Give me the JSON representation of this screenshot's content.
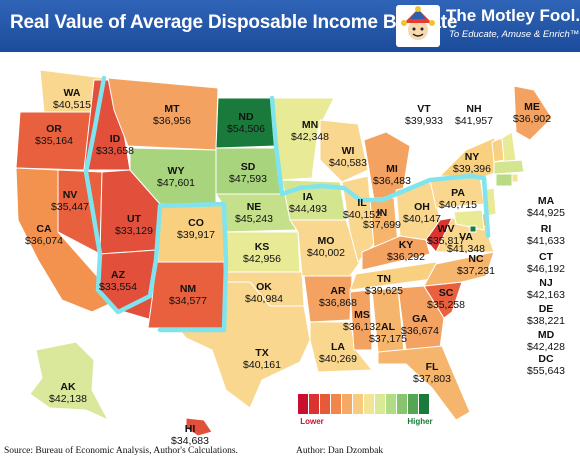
{
  "title": "Real Value of Average Disposable Income By State",
  "brand": {
    "name": "The Motley Fool.",
    "tagline": "To Educate, Amuse & Enrich™",
    "logo_icon": "jester-hat-logo-icon"
  },
  "legend": {
    "low_label": "Lower",
    "high_label": "Higher",
    "colors": [
      "#c8102e",
      "#d9342f",
      "#e65a38",
      "#f0864a",
      "#f6a964",
      "#f9c980",
      "#f2e492",
      "#d8ea96",
      "#b0dc86",
      "#86c56e",
      "#54a654",
      "#1a7a3c"
    ]
  },
  "source": "Source: Bureau of Economic Analysis, Author's Calculations.",
  "author": "Author: Dan Dzombak",
  "states": [
    {
      "abbr": "WA",
      "value": "$40,515",
      "color": "#f9d78e"
    },
    {
      "abbr": "OR",
      "value": "$35,164",
      "color": "#e8603e"
    },
    {
      "abbr": "CA",
      "value": "$36,074",
      "color": "#f2924e"
    },
    {
      "abbr": "ID",
      "value": "$33,658",
      "color": "#e24f3a"
    },
    {
      "abbr": "NV",
      "value": "$35,447",
      "color": "#e8603e"
    },
    {
      "abbr": "UT",
      "value": "$33,129",
      "color": "#e24f3a"
    },
    {
      "abbr": "AZ",
      "value": "$33,554",
      "color": "#e24f3a"
    },
    {
      "abbr": "MT",
      "value": "$36,956",
      "color": "#f3a261"
    },
    {
      "abbr": "WY",
      "value": "$47,601",
      "color": "#a9d47e"
    },
    {
      "abbr": "CO",
      "value": "$39,917",
      "color": "#f9d080"
    },
    {
      "abbr": "NM",
      "value": "$34,577",
      "color": "#e8603e"
    },
    {
      "abbr": "ND",
      "value": "$54,506",
      "color": "#1a7a3c"
    },
    {
      "abbr": "SD",
      "value": "$47,593",
      "color": "#a9d47e"
    },
    {
      "abbr": "NE",
      "value": "$45,243",
      "color": "#c4e08a"
    },
    {
      "abbr": "KS",
      "value": "$42,956",
      "color": "#e9ea96"
    },
    {
      "abbr": "OK",
      "value": "$40,984",
      "color": "#f9d78e"
    },
    {
      "abbr": "TX",
      "value": "$40,161",
      "color": "#f9d78e"
    },
    {
      "abbr": "MN",
      "value": "$42,348",
      "color": "#e9ea96"
    },
    {
      "abbr": "IA",
      "value": "$44,493",
      "color": "#d4e590"
    },
    {
      "abbr": "MO",
      "value": "$40,002",
      "color": "#f9d78e"
    },
    {
      "abbr": "AR",
      "value": "$36,868",
      "color": "#f3a261"
    },
    {
      "abbr": "LA",
      "value": "$40,269",
      "color": "#f9d78e"
    },
    {
      "abbr": "WI",
      "value": "$40,583",
      "color": "#f9d78e"
    },
    {
      "abbr": "IL",
      "value": "$40,152",
      "color": "#f9d78e"
    },
    {
      "abbr": "MI",
      "value": "$36,483",
      "color": "#f3a261"
    },
    {
      "abbr": "IN",
      "value": "$37,699",
      "color": "#f6b56c"
    },
    {
      "abbr": "OH",
      "value": "$40,147",
      "color": "#f9d78e"
    },
    {
      "abbr": "KY",
      "value": "$36,292",
      "color": "#f3a261"
    },
    {
      "abbr": "TN",
      "value": "$39,625",
      "color": "#f9d080"
    },
    {
      "abbr": "MS",
      "value": "$36,132",
      "color": "#f3a261"
    },
    {
      "abbr": "AL",
      "value": "$37,175",
      "color": "#f6b56c"
    },
    {
      "abbr": "GA",
      "value": "$36,674",
      "color": "#f3a261"
    },
    {
      "abbr": "FL",
      "value": "$37,803",
      "color": "#f6b56c"
    },
    {
      "abbr": "SC",
      "value": "$35,258",
      "color": "#e8603e"
    },
    {
      "abbr": "NC",
      "value": "$37,231",
      "color": "#f6b56c"
    },
    {
      "abbr": "WV",
      "value": "$35,817",
      "color": "#d9342f"
    },
    {
      "abbr": "VA",
      "value": "$41,348",
      "color": "#f9d78e"
    },
    {
      "abbr": "PA",
      "value": "$40,715",
      "color": "#f9d78e"
    },
    {
      "abbr": "NY",
      "value": "$39,396",
      "color": "#f9d080"
    },
    {
      "abbr": "ME",
      "value": "$36,902",
      "color": "#f3a261"
    },
    {
      "abbr": "VT",
      "value": "$39,933",
      "color": "#f9d080"
    },
    {
      "abbr": "NH",
      "value": "$41,957",
      "color": "#e9ea96"
    },
    {
      "abbr": "MA",
      "value": "$44,925",
      "color": "#d4e590"
    },
    {
      "abbr": "RI",
      "value": "$41,633",
      "color": "#f2e492"
    },
    {
      "abbr": "CT",
      "value": "$46,192",
      "color": "#b8da84"
    },
    {
      "abbr": "NJ",
      "value": "$42,163",
      "color": "#e9ea96"
    },
    {
      "abbr": "DE",
      "value": "$38,221",
      "color": "#f6b56c"
    },
    {
      "abbr": "MD",
      "value": "$42,428",
      "color": "#e9ea96"
    },
    {
      "abbr": "DC",
      "value": "$55,643",
      "color": "#1a7a3c"
    },
    {
      "abbr": "AK",
      "value": "$42,138",
      "color": "#d9e89a"
    },
    {
      "abbr": "HI",
      "value": "$34,683",
      "color": "#e24f3a"
    }
  ]
}
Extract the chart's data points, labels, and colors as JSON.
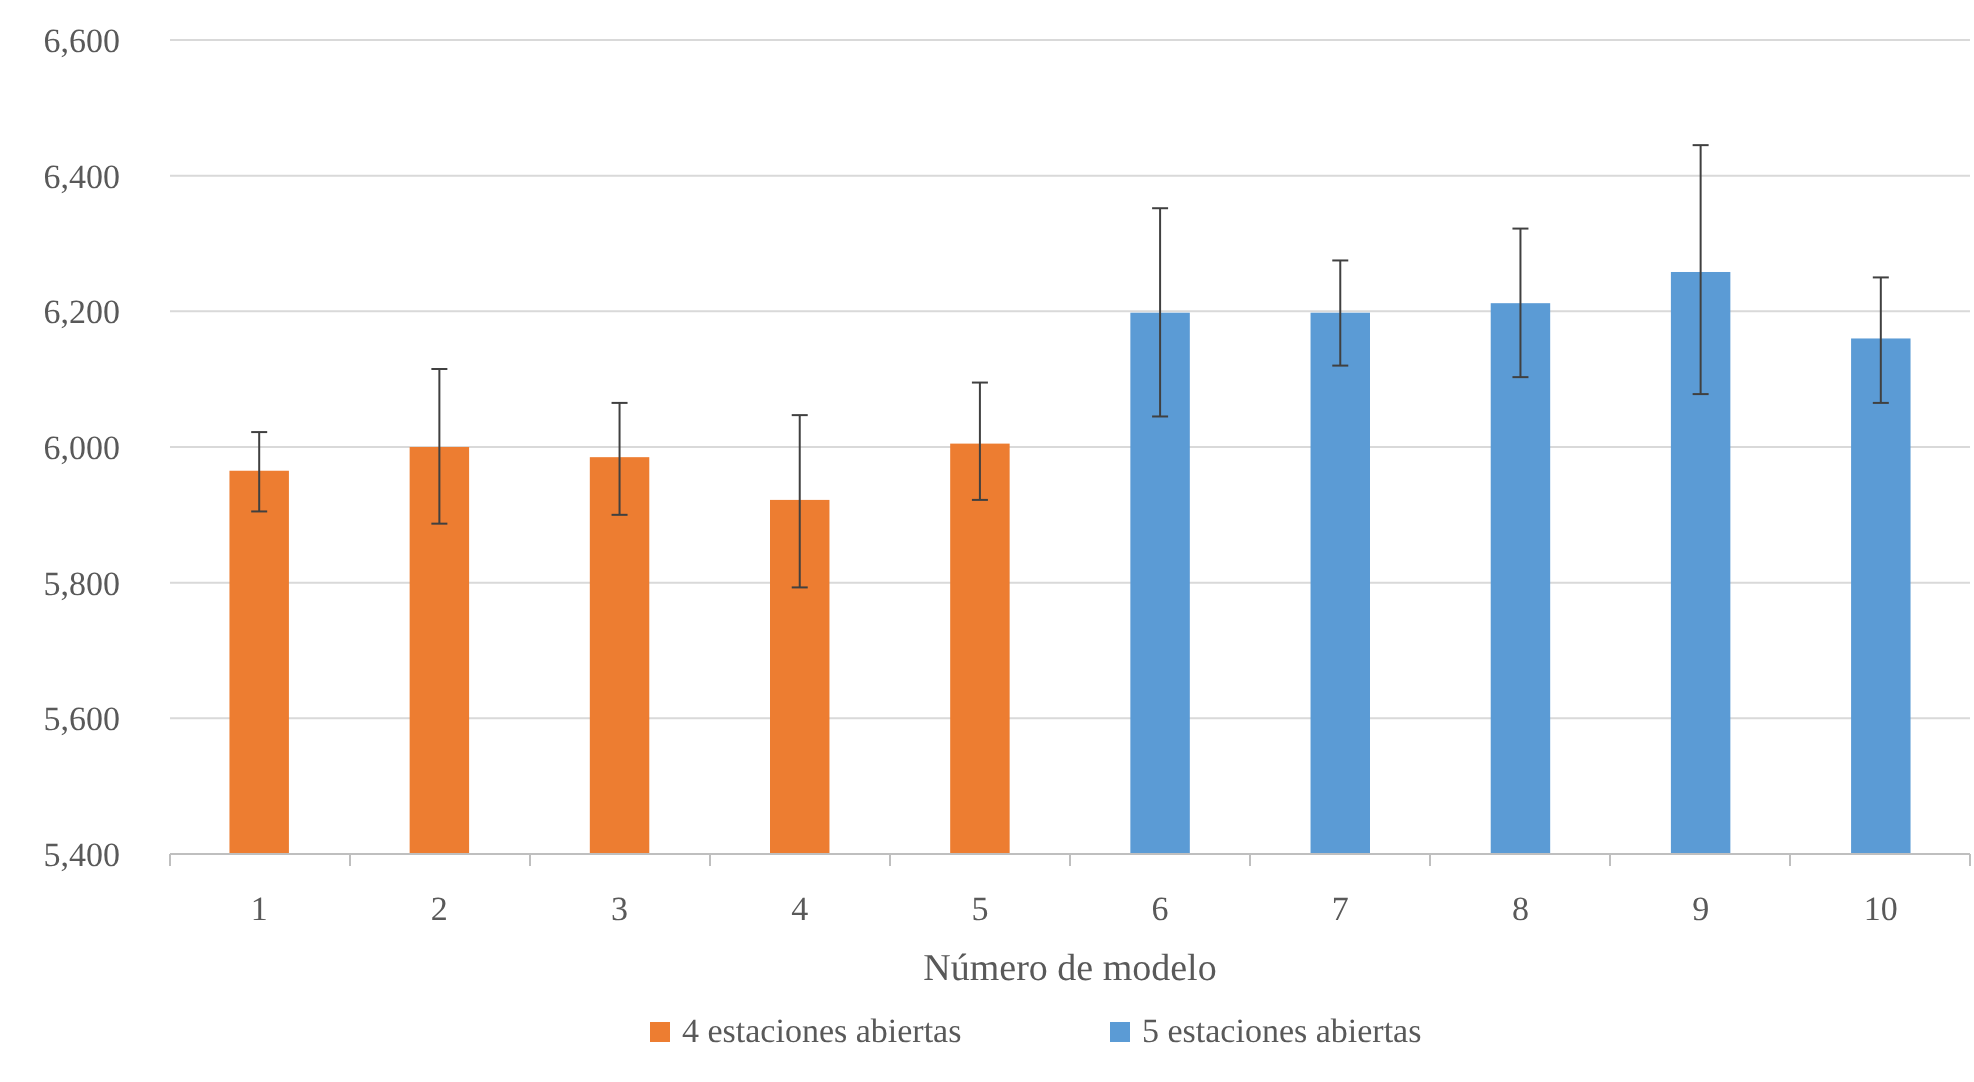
{
  "chart_data": {
    "type": "bar",
    "xlabel": "Número de modelo",
    "categories": [
      "1",
      "2",
      "3",
      "4",
      "5",
      "6",
      "7",
      "8",
      "9",
      "10"
    ],
    "series": [
      {
        "name": "4 estaciones abiertas",
        "color": "#ed7d31",
        "values": [
          5965,
          6000,
          5985,
          5922,
          6005,
          null,
          null,
          null,
          null,
          null
        ],
        "errors": [
          [
            5905,
            6022
          ],
          [
            5887,
            6115
          ],
          [
            5900,
            6065
          ],
          [
            5793,
            6047
          ],
          [
            5922,
            6095
          ],
          null,
          null,
          null,
          null,
          null
        ]
      },
      {
        "name": "5 estaciones abiertas",
        "color": "#5b9bd5",
        "values": [
          null,
          null,
          null,
          null,
          null,
          6198,
          6198,
          6212,
          6258,
          6160
        ],
        "errors": [
          null,
          null,
          null,
          null,
          null,
          [
            6045,
            6352
          ],
          [
            6120,
            6275
          ],
          [
            6103,
            6322
          ],
          [
            6078,
            6445
          ],
          [
            6065,
            6250
          ]
        ]
      }
    ],
    "ylim": [
      5400,
      6600
    ],
    "yticks": [
      {
        "value": 5400,
        "label": "5,400"
      },
      {
        "value": 5600,
        "label": "5,600"
      },
      {
        "value": 5800,
        "label": "5,800"
      },
      {
        "value": 6000,
        "label": "6,000"
      },
      {
        "value": 6200,
        "label": "6,200"
      },
      {
        "value": 6400,
        "label": "6,400"
      },
      {
        "value": 6600,
        "label": "6,600"
      }
    ],
    "grid": "y",
    "legend": "bottom"
  }
}
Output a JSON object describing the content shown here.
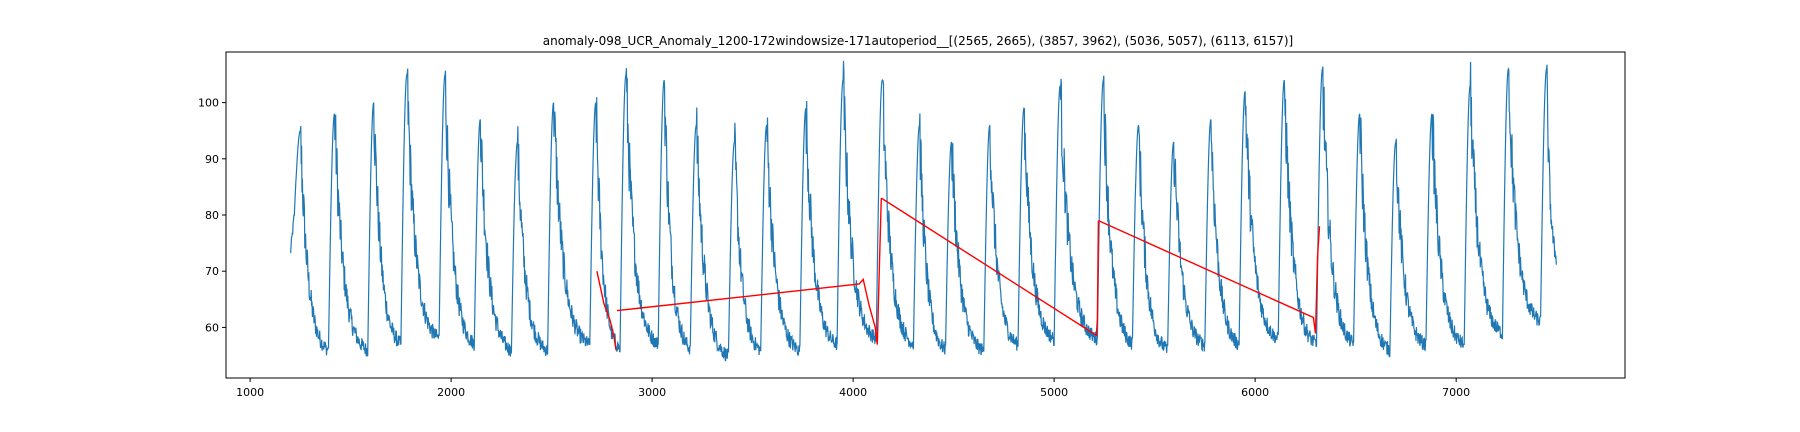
{
  "chart_data": {
    "type": "line",
    "title": "anomaly-098_UCR_Anomaly_1200-172windowsize-171autoperiod__[(2565, 2665), (3857, 3962), (5036, 5057), (6113, 6157)]",
    "xlabel": "",
    "ylabel": "",
    "xlim": [
      880,
      7840
    ],
    "ylim": [
      51,
      109
    ],
    "x_ticks": [
      1000,
      2000,
      3000,
      4000,
      5000,
      6000,
      7000
    ],
    "x_tick_labels": [
      "1000",
      "2000",
      "3000",
      "4000",
      "5000",
      "6000",
      "7000"
    ],
    "y_ticks": [
      60,
      70,
      80,
      90,
      100
    ],
    "y_tick_labels": [
      "60",
      "70",
      "80",
      "90",
      "100"
    ],
    "grid": false,
    "colors": {
      "main": "#1f77b4",
      "anomaly": "#ff0000"
    },
    "main_series": {
      "x_start": 1200,
      "x_end": 7500,
      "start_value": 73,
      "cycle_starts": [
        1220,
        1390,
        1585,
        1750,
        1940,
        2115,
        2300,
        2480,
        2690,
        2840,
        3030,
        3190,
        3380,
        3540,
        3735,
        3920,
        4115,
        4300,
        4460,
        4650,
        4820,
        5000,
        5215,
        5390,
        5565,
        5750,
        5920,
        6115,
        6305,
        6490,
        6670,
        6850,
        7040,
        7230,
        7420
      ],
      "peaks": [
        95,
        98,
        100,
        105,
        105,
        97,
        93,
        100,
        100,
        105,
        104,
        96,
        93,
        96,
        99,
        104,
        104,
        96,
        93,
        96,
        99,
        103,
        104,
        96,
        93,
        97,
        102,
        104,
        106,
        98,
        93,
        98,
        103,
        106,
        106
      ],
      "troughs": [
        55,
        55,
        56,
        57,
        56,
        55,
        55,
        56,
        55,
        56,
        55,
        54,
        55,
        55,
        56,
        57,
        56,
        55,
        55,
        56,
        57,
        57,
        56,
        55,
        56,
        56,
        57,
        56,
        56,
        55,
        56,
        56,
        58,
        60,
        70
      ],
      "end_value": 70
    },
    "anomaly_series": [
      {
        "x": [
          2725,
          2760,
          2790,
          2810,
          2820
        ],
        "y": [
          70,
          65,
          61,
          58,
          56
        ]
      },
      {
        "x": [
          2825,
          4030,
          4050,
          4080,
          4110,
          4120,
          4130,
          4140
        ],
        "y": [
          63,
          68,
          69,
          64,
          60,
          57,
          70,
          83
        ]
      },
      {
        "x": [
          4140,
          5210,
          5215,
          5220
        ],
        "y": [
          83,
          59,
          62,
          79
        ]
      },
      {
        "x": [
          5220,
          6290,
          6300,
          6310,
          6320
        ],
        "y": [
          79,
          61,
          58,
          72,
          78
        ]
      }
    ]
  }
}
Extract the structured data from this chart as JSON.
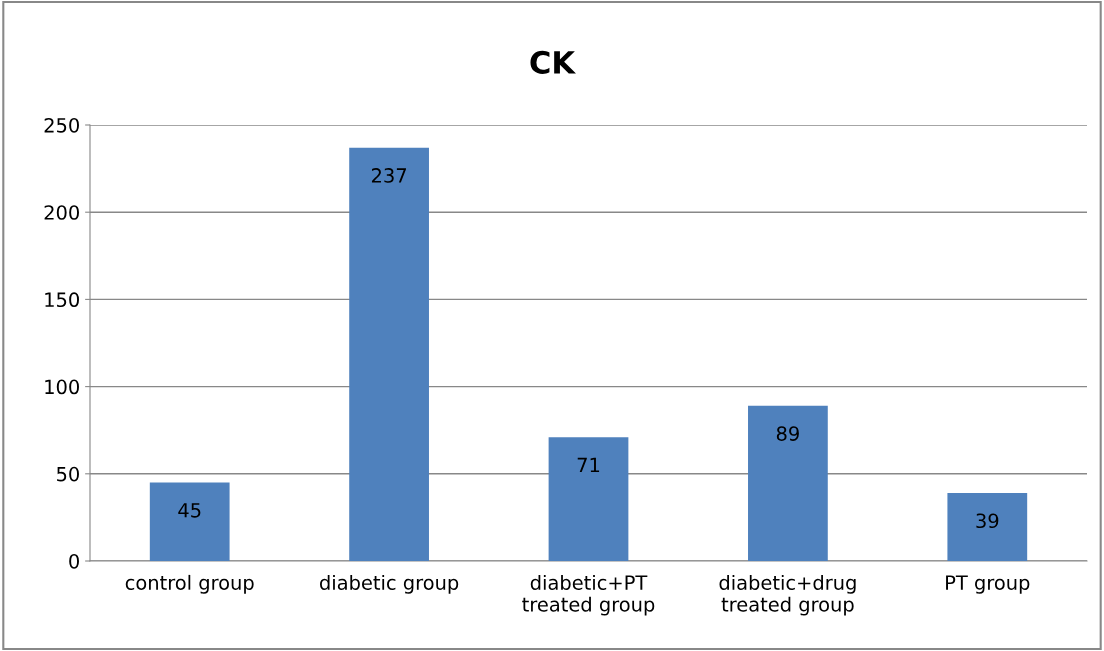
{
  "chart_data": {
    "type": "bar",
    "title": "CK",
    "categories": [
      "control group",
      "diabetic group",
      "diabetic+PT\ntreated group",
      "diabetic+drug\ntreated group",
      "PT group"
    ],
    "values": [
      45,
      237,
      71,
      89,
      39
    ],
    "color": "#4f81bd",
    "ylim": [
      0,
      250
    ],
    "yticks": [
      0,
      50,
      100,
      150,
      200,
      250
    ],
    "grid": "y",
    "data_labels": true
  }
}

▶ _Work to be completed_
Copy each line from the data above that includes "Author".

▶ _Result_
  "source": "Source: Bureau of Economic Analysis, Author's Calculations.",
  "author": "Author: Dan Dzombak",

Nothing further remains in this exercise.